▶ **Objective A**:
Please answer these questions about the flux application text, one per line:
(i) What is the distance between the spray nozzles and the grating?
(ii) Which company made the hopper, spray gun and control unit added as the second flux transfer system?
(iii) Through what does the Nordson hopper convey the flux to the spray gun?

▶ **Selection**:
'''

Flux Transfer Systems in Electrostatic NOCOLOK® Flux Application

For these experiments, a fluxing booth from Nordson designed for semi-continuous production was used. This unit’s (216 cm height, 143 cm width, 270 cm depth) key components are a hopper, a spray gun, two filter cartridges and the necessary control units.
The work piece is placed on a grating, which can be manually moved back and forth. The spray gun automatically progresses from left to right and back in intervals of approximately 21 seconds (21 seconds for 65 cm; 3.1 cm/s).
Responding to recent market developments, a second flux transfer system was installed in this fluxer. An ITW/Gema hopper including spray gun and control unit were added to the booth.
The distance between the spray nozzles and the grating is 34 cm

Principles of Flux Transfer Systems in Electrostatic NOCOLOK® Flux Application

The Nordson hopper utilizes the principle of powder fluidization to convey the flux via a Venturi pump and a feed hose to the spray gun. An agitator in the hopper supports flux fluidization.

'''

▶ **Records to process**:

'''

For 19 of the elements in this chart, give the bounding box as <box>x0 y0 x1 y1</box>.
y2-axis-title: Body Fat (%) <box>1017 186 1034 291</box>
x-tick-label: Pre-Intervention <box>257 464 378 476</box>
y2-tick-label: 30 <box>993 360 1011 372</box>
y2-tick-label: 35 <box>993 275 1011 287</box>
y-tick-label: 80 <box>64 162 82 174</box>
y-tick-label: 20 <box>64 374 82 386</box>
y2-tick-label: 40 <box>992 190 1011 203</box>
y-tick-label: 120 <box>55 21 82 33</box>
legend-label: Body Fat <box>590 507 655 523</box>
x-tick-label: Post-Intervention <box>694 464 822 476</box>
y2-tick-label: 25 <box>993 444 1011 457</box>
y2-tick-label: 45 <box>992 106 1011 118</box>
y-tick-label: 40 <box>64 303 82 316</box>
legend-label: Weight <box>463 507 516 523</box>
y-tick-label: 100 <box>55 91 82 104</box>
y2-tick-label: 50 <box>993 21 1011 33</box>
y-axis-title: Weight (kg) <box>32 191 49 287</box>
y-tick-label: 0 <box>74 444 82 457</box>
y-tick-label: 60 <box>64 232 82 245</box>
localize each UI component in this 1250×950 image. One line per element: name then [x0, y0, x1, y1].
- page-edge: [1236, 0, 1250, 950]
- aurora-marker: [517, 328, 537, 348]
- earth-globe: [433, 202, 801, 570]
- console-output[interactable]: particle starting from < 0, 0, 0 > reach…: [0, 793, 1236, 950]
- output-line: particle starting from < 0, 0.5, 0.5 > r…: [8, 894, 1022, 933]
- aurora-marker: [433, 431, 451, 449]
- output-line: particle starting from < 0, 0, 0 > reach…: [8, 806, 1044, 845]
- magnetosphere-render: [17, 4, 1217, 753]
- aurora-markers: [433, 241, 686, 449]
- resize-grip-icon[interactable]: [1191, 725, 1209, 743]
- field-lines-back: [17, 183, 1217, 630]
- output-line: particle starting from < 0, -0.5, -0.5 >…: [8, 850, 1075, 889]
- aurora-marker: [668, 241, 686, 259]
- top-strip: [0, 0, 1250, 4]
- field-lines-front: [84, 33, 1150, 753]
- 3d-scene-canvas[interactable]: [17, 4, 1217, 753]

'''

▶ **Objective B**: Count the lines of the records that contain the string "this", treating case as significant. Reply with the number alone.

▶ **Result A**:
(i) 34 cm
(ii) ITW/Gema
(iii) A Venturi pump and a feed hose

▶ **Result B**: 2